[Excerpt from a dataset]
—————

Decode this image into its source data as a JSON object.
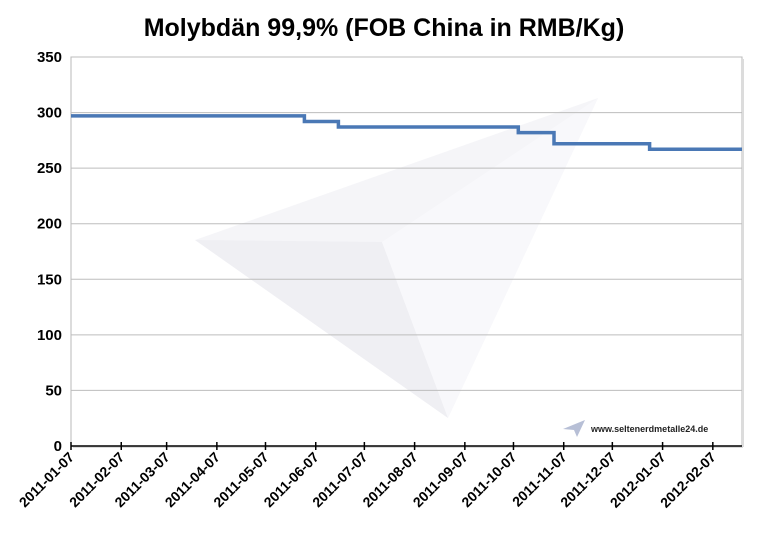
{
  "chart_data": {
    "type": "line",
    "title": "Molybdän 99,9% (FOB China in RMB/Kg)",
    "xlabel": "",
    "ylabel": "",
    "ylim": [
      0,
      350
    ],
    "yticks": [
      0,
      50,
      100,
      150,
      200,
      250,
      300,
      350
    ],
    "xlim": [
      "2011-01-07",
      "2012-02-25"
    ],
    "xticks": [
      "2011-01-07",
      "2011-02-07",
      "2011-03-07",
      "2011-04-07",
      "2011-05-07",
      "2011-06-07",
      "2011-07-07",
      "2011-08-07",
      "2011-09-07",
      "2011-10-07",
      "2011-11-07",
      "2011-12-07",
      "2012-01-07",
      "2012-02-07"
    ],
    "grid": true,
    "legend": "none",
    "series": [
      {
        "color": "#4a78b5",
        "points": [
          {
            "x": "2011-01-07",
            "y": 297
          },
          {
            "x": "2011-05-31",
            "y": 297
          },
          {
            "x": "2011-05-31",
            "y": 292
          },
          {
            "x": "2011-06-21",
            "y": 292
          },
          {
            "x": "2011-06-21",
            "y": 287
          },
          {
            "x": "2011-10-10",
            "y": 287
          },
          {
            "x": "2011-10-10",
            "y": 282
          },
          {
            "x": "2011-11-01",
            "y": 282
          },
          {
            "x": "2011-11-01",
            "y": 272
          },
          {
            "x": "2011-12-30",
            "y": 272
          },
          {
            "x": "2011-12-30",
            "y": 267
          },
          {
            "x": "2012-02-25",
            "y": 267
          }
        ]
      }
    ]
  },
  "watermark": {
    "text": "www.seltenerdmetalle24.de"
  }
}
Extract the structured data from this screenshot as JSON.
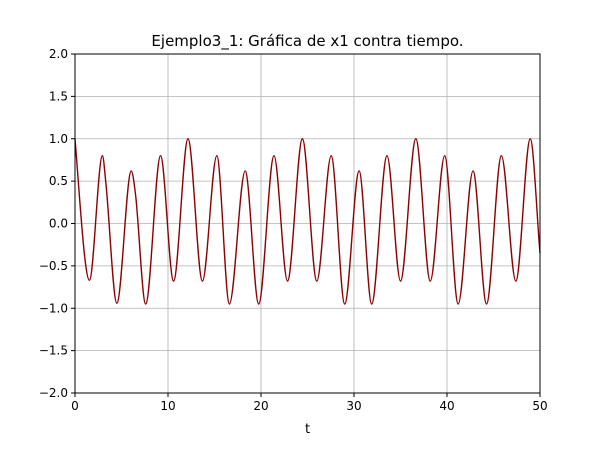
{
  "chart_data": {
    "type": "line",
    "title": "Ejemplo3_1: Gráfica de x1 contra tiempo.",
    "xlabel": "t",
    "ylabel": "",
    "xlim": [
      0,
      50
    ],
    "ylim": [
      -2.0,
      2.0
    ],
    "x_ticks": [
      "0",
      "10",
      "20",
      "30",
      "40",
      "50"
    ],
    "y_ticks": [
      "2.0",
      "1.5",
      "1.0",
      "0.5",
      "0.0",
      "−0.5",
      "−1.0",
      "−1.5",
      "−2.0"
    ],
    "grid": true,
    "legend": "none",
    "series": [
      {
        "color": "#8b0000",
        "x": [
          0,
          1.05,
          1.55,
          2.95,
          3.3,
          4.5,
          6.05,
          6.5,
          7.6,
          9.2,
          10.6,
          12.15,
          13.7,
          15.25,
          16.6,
          18.3,
          19.75,
          21.4,
          22.85,
          24.45,
          26.0,
          27.55,
          29.0,
          30.55,
          31.9,
          33.55,
          35.0,
          36.65,
          38.2,
          39.75,
          41.2,
          42.8,
          44.25,
          45.85,
          47.4,
          48.95,
          50
        ],
        "y": [
          1.0,
          -0.4,
          -0.67,
          0.8,
          0.5,
          -0.94,
          0.62,
          0.35,
          -0.95,
          0.8,
          -0.68,
          1.0,
          -0.68,
          0.8,
          -0.95,
          0.62,
          -0.95,
          0.8,
          -0.68,
          1.0,
          -0.68,
          0.8,
          -0.95,
          0.62,
          -0.95,
          0.8,
          -0.68,
          1.0,
          -0.68,
          0.8,
          -0.95,
          0.62,
          -0.95,
          0.8,
          -0.68,
          1.0,
          -0.35
        ]
      }
    ]
  }
}
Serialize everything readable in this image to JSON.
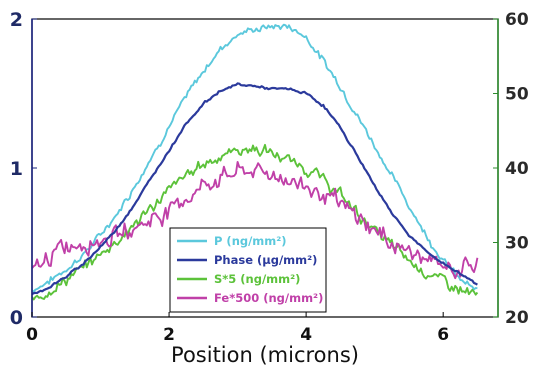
{
  "chart_data": {
    "type": "line",
    "title": "",
    "xlabel": "Position (microns)",
    "ylabel": "",
    "y2label": "",
    "xlim": [
      0,
      6.8
    ],
    "ylim": [
      0,
      2
    ],
    "y2lim": [
      20,
      60
    ],
    "x_ticks": [
      "0",
      "2",
      "4",
      "6"
    ],
    "y_ticks": [
      "0",
      "1",
      "2"
    ],
    "y2_ticks": [
      "20",
      "30",
      "40",
      "50",
      "60"
    ],
    "legend_position": "bottom-center",
    "colors": {
      "left_axis": "#1a237e",
      "right_axis": "#2e8b2e"
    },
    "series": [
      {
        "name": "P (ng/mm²)",
        "color": "#5bc8dc",
        "axis": "left",
        "x": [
          0,
          0.25,
          0.5,
          0.75,
          1.0,
          1.25,
          1.5,
          1.75,
          2.0,
          2.25,
          2.5,
          2.75,
          3.0,
          3.25,
          3.5,
          3.75,
          4.0,
          4.25,
          4.5,
          4.75,
          5.0,
          5.25,
          5.5,
          5.75,
          6.0,
          6.25,
          6.5
        ],
        "values": [
          0.18,
          0.24,
          0.32,
          0.42,
          0.55,
          0.7,
          0.88,
          1.08,
          1.28,
          1.48,
          1.65,
          1.8,
          1.9,
          1.93,
          1.95,
          1.95,
          1.88,
          1.72,
          1.55,
          1.35,
          1.15,
          0.95,
          0.75,
          0.55,
          0.38,
          0.25,
          0.17
        ]
      },
      {
        "name": "Phase (µg/mm²)",
        "color": "#2b3a9c",
        "axis": "left",
        "x": [
          0,
          0.25,
          0.5,
          0.75,
          1.0,
          1.25,
          1.5,
          1.75,
          2.0,
          2.25,
          2.5,
          2.75,
          3.0,
          3.25,
          3.5,
          3.75,
          4.0,
          4.25,
          4.5,
          4.75,
          5.0,
          5.25,
          5.5,
          5.75,
          6.0,
          6.25,
          6.5
        ],
        "values": [
          0.15,
          0.2,
          0.27,
          0.36,
          0.47,
          0.6,
          0.76,
          0.94,
          1.12,
          1.3,
          1.43,
          1.52,
          1.56,
          1.55,
          1.53,
          1.53,
          1.5,
          1.42,
          1.27,
          1.08,
          0.88,
          0.7,
          0.55,
          0.44,
          0.36,
          0.29,
          0.22
        ]
      },
      {
        "name": "S*5 (ng/mm²)",
        "color": "#5cc23a",
        "axis": "left",
        "x": [
          0,
          0.25,
          0.5,
          0.75,
          1.0,
          1.25,
          1.5,
          1.75,
          2.0,
          2.25,
          2.5,
          2.75,
          3.0,
          3.25,
          3.5,
          3.75,
          4.0,
          4.25,
          4.5,
          4.75,
          5.0,
          5.25,
          5.5,
          5.75,
          6.0,
          6.25,
          6.5
        ],
        "values": [
          0.12,
          0.18,
          0.25,
          0.33,
          0.42,
          0.52,
          0.62,
          0.74,
          0.85,
          0.95,
          1.03,
          1.08,
          1.12,
          1.13,
          1.1,
          1.05,
          1.0,
          0.92,
          0.82,
          0.7,
          0.58,
          0.48,
          0.38,
          0.3,
          0.24,
          0.18,
          0.14
        ]
      },
      {
        "name": "Fe*500 (ng/mm²)",
        "color": "#c040a8",
        "axis": "left",
        "x": [
          0,
          0.25,
          0.5,
          0.75,
          1.0,
          1.25,
          1.5,
          1.75,
          2.0,
          2.25,
          2.5,
          2.75,
          3.0,
          3.25,
          3.5,
          3.75,
          4.0,
          4.25,
          4.5,
          4.75,
          5.0,
          5.25,
          5.5,
          5.75,
          6.0,
          6.25,
          6.5
        ],
        "values": [
          0.3,
          0.4,
          0.48,
          0.5,
          0.52,
          0.55,
          0.6,
          0.66,
          0.72,
          0.8,
          0.88,
          0.94,
          0.98,
          0.98,
          0.96,
          0.92,
          0.88,
          0.82,
          0.75,
          0.67,
          0.58,
          0.5,
          0.44,
          0.38,
          0.34,
          0.32,
          0.36
        ]
      }
    ]
  }
}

—————

■ Your task
Count every line in the data that contains the word "title", then give that count and nothing else.

■ Exercise output
3